==== Exercise material ====

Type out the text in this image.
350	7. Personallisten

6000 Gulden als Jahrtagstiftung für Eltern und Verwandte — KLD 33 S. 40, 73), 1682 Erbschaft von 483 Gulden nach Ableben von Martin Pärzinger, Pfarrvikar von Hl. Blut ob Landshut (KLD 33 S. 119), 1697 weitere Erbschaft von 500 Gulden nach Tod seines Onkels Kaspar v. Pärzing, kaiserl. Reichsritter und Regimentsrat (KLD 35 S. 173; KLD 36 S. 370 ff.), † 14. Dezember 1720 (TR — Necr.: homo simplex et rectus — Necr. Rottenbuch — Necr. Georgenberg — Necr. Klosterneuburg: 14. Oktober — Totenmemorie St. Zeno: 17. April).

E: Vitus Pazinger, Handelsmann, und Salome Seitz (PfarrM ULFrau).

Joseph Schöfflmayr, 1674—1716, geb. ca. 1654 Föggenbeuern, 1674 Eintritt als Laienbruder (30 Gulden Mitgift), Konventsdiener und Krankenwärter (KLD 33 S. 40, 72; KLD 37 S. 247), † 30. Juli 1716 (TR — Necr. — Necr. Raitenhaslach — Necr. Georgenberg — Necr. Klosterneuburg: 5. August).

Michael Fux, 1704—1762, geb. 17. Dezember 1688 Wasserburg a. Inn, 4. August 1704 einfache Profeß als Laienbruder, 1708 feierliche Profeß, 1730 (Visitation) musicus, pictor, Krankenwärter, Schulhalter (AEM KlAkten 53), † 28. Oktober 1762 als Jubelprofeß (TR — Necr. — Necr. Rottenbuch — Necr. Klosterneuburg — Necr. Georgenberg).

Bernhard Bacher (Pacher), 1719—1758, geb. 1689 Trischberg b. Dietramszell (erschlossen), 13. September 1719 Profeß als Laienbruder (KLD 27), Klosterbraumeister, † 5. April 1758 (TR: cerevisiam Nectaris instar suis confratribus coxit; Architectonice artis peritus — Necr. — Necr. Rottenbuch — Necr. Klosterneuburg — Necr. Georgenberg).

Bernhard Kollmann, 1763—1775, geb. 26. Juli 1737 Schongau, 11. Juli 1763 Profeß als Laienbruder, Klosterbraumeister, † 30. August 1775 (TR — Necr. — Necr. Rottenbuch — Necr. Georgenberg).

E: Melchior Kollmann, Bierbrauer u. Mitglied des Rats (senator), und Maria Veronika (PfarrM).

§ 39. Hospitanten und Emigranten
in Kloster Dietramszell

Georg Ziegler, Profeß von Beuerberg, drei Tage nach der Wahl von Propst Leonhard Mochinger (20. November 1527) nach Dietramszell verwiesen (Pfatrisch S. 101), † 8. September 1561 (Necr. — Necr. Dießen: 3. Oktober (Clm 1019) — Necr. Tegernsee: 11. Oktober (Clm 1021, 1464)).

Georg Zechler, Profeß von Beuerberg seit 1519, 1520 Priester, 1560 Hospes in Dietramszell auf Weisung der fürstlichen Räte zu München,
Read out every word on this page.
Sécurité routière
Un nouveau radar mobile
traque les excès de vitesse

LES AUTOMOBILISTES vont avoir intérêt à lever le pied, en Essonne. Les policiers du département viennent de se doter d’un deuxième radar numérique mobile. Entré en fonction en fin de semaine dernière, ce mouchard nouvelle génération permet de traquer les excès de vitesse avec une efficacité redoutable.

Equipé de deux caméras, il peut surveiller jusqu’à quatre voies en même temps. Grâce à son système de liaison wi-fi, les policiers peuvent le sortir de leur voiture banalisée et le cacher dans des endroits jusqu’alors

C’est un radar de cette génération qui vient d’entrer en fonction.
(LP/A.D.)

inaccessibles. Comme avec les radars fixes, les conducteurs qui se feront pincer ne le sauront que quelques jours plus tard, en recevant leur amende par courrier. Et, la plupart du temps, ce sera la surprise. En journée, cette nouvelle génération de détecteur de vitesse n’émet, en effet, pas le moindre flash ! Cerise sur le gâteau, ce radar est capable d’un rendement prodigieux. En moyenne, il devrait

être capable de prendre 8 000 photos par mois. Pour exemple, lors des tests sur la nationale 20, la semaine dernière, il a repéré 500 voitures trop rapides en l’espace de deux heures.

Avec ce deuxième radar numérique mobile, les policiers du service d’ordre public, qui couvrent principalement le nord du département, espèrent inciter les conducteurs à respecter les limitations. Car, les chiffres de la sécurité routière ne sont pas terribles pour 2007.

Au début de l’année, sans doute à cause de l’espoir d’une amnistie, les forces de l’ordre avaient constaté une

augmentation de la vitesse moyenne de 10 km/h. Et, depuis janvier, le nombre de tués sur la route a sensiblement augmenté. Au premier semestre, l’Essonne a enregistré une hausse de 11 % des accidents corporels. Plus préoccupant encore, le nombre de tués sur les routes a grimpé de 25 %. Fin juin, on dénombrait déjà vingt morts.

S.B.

====

*Exercise requirements*. List all lines where "September" occurs.

*Correct result*.
Bernhard Bacher (Pacher), 1719—1758, geb. 1689 Trischberg b. Dietramszell (erschlossen), 13. September 1719 Profeß als Laienbruder (KLD 27), Klosterbraumeister, † 5. April 1758 (TR: cerevisiam Nectaris instar suis confratribus coxit; Architectonice artis peritus — Necr. — Necr. Rottenbuch — Necr. Klosterneuburg — Necr. Georgenberg).
Georg Ziegler, Profeß von Beuerberg, drei Tage nach der Wahl von Propst Leonhard Mochinger (20. November 1527) nach Dietramszell verwiesen (Pfatrisch S. 101), † 8. September 1561 (Necr. — Necr. Dießen: 3. Oktober (Clm 1019) — Necr. Tegernsee: 11. Oktober (Clm 1021, 1464)).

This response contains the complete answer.